■ PROBLEM DETAILS ■
Reproduce all of the records exactly.

[Stored data]
_ _ _ _

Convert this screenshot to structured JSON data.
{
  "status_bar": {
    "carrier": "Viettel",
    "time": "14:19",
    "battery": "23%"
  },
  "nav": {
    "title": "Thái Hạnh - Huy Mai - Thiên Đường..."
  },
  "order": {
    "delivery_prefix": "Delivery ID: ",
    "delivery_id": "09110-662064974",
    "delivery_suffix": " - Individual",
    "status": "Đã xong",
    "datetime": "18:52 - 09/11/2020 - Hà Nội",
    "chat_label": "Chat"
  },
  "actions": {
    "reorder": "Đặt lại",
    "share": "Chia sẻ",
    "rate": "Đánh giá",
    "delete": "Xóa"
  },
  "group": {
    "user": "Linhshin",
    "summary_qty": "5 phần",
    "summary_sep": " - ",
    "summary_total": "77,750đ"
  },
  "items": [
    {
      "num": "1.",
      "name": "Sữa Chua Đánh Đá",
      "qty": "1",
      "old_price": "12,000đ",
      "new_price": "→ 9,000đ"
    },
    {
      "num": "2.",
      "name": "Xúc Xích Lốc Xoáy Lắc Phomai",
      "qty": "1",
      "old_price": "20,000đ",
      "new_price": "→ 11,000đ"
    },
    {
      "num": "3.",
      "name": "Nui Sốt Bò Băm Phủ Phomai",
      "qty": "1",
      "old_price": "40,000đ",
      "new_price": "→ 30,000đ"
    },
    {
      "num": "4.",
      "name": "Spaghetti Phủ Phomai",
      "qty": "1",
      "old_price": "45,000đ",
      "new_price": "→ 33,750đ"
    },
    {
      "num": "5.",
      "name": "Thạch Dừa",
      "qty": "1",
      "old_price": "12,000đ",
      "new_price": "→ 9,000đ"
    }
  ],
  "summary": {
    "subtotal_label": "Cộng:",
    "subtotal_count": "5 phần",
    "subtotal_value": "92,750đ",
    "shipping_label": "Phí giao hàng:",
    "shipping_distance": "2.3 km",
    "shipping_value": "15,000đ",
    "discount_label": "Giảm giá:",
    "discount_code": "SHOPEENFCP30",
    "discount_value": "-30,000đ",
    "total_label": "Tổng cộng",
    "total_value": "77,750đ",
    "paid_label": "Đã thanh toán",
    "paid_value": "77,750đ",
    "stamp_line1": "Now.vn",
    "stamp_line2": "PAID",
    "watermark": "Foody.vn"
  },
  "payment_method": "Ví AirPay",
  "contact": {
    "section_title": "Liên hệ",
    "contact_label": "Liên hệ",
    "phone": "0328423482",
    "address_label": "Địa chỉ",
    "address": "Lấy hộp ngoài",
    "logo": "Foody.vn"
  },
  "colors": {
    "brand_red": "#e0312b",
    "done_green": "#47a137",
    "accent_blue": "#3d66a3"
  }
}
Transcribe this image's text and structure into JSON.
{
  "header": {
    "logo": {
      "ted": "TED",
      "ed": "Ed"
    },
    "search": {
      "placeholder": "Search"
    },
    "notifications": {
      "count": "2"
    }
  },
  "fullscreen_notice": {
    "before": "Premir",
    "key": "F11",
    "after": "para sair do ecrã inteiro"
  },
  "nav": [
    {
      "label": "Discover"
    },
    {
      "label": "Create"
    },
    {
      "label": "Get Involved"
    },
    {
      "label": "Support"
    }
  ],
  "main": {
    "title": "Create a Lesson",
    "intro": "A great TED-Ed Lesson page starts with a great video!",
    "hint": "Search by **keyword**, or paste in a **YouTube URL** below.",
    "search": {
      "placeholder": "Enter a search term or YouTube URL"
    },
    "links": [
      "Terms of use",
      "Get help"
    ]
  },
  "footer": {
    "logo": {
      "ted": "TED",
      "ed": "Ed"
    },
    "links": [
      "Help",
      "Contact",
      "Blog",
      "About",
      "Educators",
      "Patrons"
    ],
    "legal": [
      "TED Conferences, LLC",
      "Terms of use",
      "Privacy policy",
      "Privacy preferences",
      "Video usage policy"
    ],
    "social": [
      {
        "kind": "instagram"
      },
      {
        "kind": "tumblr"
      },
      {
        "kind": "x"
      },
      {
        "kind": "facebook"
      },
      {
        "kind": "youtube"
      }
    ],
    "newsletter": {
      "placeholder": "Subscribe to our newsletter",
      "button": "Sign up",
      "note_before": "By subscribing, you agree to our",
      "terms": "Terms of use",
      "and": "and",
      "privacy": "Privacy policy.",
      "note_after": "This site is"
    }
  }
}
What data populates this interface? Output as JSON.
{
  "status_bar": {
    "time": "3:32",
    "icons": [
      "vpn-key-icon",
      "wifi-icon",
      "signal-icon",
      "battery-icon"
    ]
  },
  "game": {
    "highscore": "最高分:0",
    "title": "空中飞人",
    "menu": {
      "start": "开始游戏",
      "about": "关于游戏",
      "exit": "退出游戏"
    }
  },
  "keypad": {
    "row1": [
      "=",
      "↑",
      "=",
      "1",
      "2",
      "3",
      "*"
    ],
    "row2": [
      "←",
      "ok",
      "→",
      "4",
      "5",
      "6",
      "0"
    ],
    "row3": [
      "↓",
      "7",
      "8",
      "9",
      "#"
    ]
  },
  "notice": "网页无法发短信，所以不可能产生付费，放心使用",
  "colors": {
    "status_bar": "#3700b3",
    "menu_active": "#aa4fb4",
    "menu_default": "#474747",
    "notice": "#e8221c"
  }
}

_ _ _ _

■ WORKED ANSWER ■
Convert this screenshot to structured JSON data.
{
  "status_bar": {
    "carrier": "Viettel",
    "time": "14:19",
    "battery": "23%"
  },
  "nav": {
    "title": "Thái Hạnh - Huy Mai - Thiên Đường..."
  },
  "order": {
    "delivery_prefix": "Delivery ID: ",
    "delivery_id": "09110-662064974",
    "delivery_suffix": " - Individual",
    "status": "Đã xong",
    "datetime": "18:52 - 09/11/2020 - Hà Nội",
    "chat_label": "Chat"
  },
  "actions": {
    "reorder": "Đặt lại",
    "share": "Chia sẻ",
    "rate": "Đánh giá",
    "delete": "Xóa"
  },
  "group": {
    "user": "Linhshin",
    "summary_qty": "5 phần",
    "summary_sep": " - ",
    "summary_total": "77,750đ"
  },
  "items": [
    {
      "num": "1.",
      "name": "Sữa Chua Đánh Đá",
      "qty": "1",
      "old_price": "12,000đ",
      "new_price": "→ 9,000đ"
    },
    {
      "num": "2.",
      "name": "Xúc Xích Lốc Xoáy Lắc Phomai",
      "qty": "1",
      "old_price": "20,000đ",
      "new_price": "→ 11,000đ"
    },
    {
      "num": "3.",
      "name": "Nui Sốt Bò Băm Phủ Phomai",
      "qty": "1",
      "old_price": "40,000đ",
      "new_price": "→ 30,000đ"
    },
    {
      "num": "4.",
      "name": "Spaghetti Phủ Phomai",
      "qty": "1",
      "old_price": "45,000đ",
      "new_price": "→ 33,750đ"
    },
    {
      "num": "5.",
      "name": "Thạch Dừa",
      "qty": "1",
      "old_price": "12,000đ",
      "new_price": "→ 9,000đ"
    }
  ],
  "summary": {
    "subtotal_label": "Cộng:",
    "subtotal_count": "5 phần",
    "subtotal_value": "92,750đ",
    "shipping_label": "Phí giao hàng:",
    "shipping_distance": "2.3 km",
    "shipping_value": "15,000đ",
    "discount_label": "Giảm giá:",
    "discount_code": "SHOPEENFCP30",
    "discount_value": "-30,000đ",
    "total_label": "Tổng cộng",
    "total_value": "77,750đ",
    "paid_label": "Đã thanh toán",
    "paid_value": "77,750đ",
    "stamp_line1": "Now.vn",
    "stamp_line2": "PAID",
    "watermark": "Foody.vn"
  },
  "payment_method": "Ví AirPay",
  "contact": {
    "section_title": "Liên hệ",
    "contact_label": "Liên hệ",
    "phone": "0328423482",
    "address_label": "Địa chỉ",
    "address": "Lấy hộp ngoài",
    "logo": "Foody.vn"
  },
  "colors": {
    "brand_red": "#e0312b",
    "done_green": "#47a137",
    "accent_blue": "#3d66a3"
  }
}
Transcribe this image's text and structure into JSON.
{
  "header": {
    "logo": {
      "ted": "TED",
      "ed": "Ed"
    },
    "search": {
      "placeholder": "Search"
    },
    "notifications": {
      "count": "2"
    }
  },
  "fullscreen_notice": {
    "before": "Premir",
    "key": "F11",
    "after": "para sair do ecrã inteiro"
  },
  "nav": [
    {
      "label": "Discover"
    },
    {
      "label": "Create"
    },
    {
      "label": "Get Involved"
    },
    {
      "label": "Support"
    }
  ],
  "main": {
    "title": "Create a Lesson",
    "intro": "A great TED-Ed Lesson page starts with a great video!",
    "hint": "Search by **keyword**, or paste in a **YouTube URL** below.",
    "search": {
      "placeholder": "Enter a search term or YouTube URL"
    },
    "links": [
      "Terms of use",
      "Get help"
    ]
  },
  "footer": {
    "logo": {
      "ted": "TED",
      "ed": "Ed"
    },
    "links": [
      "Help",
      "Contact",
      "Blog",
      "About",
      "Educators",
      "Patrons"
    ],
    "legal": [
      "TED Conferences, LLC",
      "Terms of use",
      "Privacy policy",
      "Privacy preferences",
      "Video usage policy"
    ],
    "social": [
      {
        "kind": "instagram"
      },
      {
        "kind": "tumblr"
      },
      {
        "kind": "x"
      },
      {
        "kind": "facebook"
      },
      {
        "kind": "youtube"
      }
    ],
    "newsletter": {
      "placeholder": "Subscribe to our newsletter",
      "button": "Sign up",
      "note_before": "By subscribing, you agree to our",
      "terms": "Terms of use",
      "and": "and",
      "privacy": "Privacy policy.",
      "note_after": "This site is"
    }
  }
}
What data populates this interface? Output as JSON.
{
  "status_bar": {
    "time": "3:32",
    "icons": [
      "vpn-key-icon",
      "wifi-icon",
      "signal-icon",
      "battery-icon"
    ]
  },
  "game": {
    "highscore": "最高分:0",
    "title": "空中飞人",
    "menu": {
      "start": "开始游戏",
      "about": "关于游戏",
      "exit": "退出游戏"
    }
  },
  "keypad": {
    "row1": [
      "=",
      "↑",
      "=",
      "1",
      "2",
      "3",
      "*"
    ],
    "row2": [
      "←",
      "ok",
      "→",
      "4",
      "5",
      "6",
      "0"
    ],
    "row3": [
      "↓",
      "7",
      "8",
      "9",
      "#"
    ]
  },
  "notice": "网页无法发短信，所以不可能产生付费，放心使用",
  "colors": {
    "status_bar": "#3700b3",
    "menu_active": "#aa4fb4",
    "menu_default": "#474747",
    "notice": "#e8221c"
  }
}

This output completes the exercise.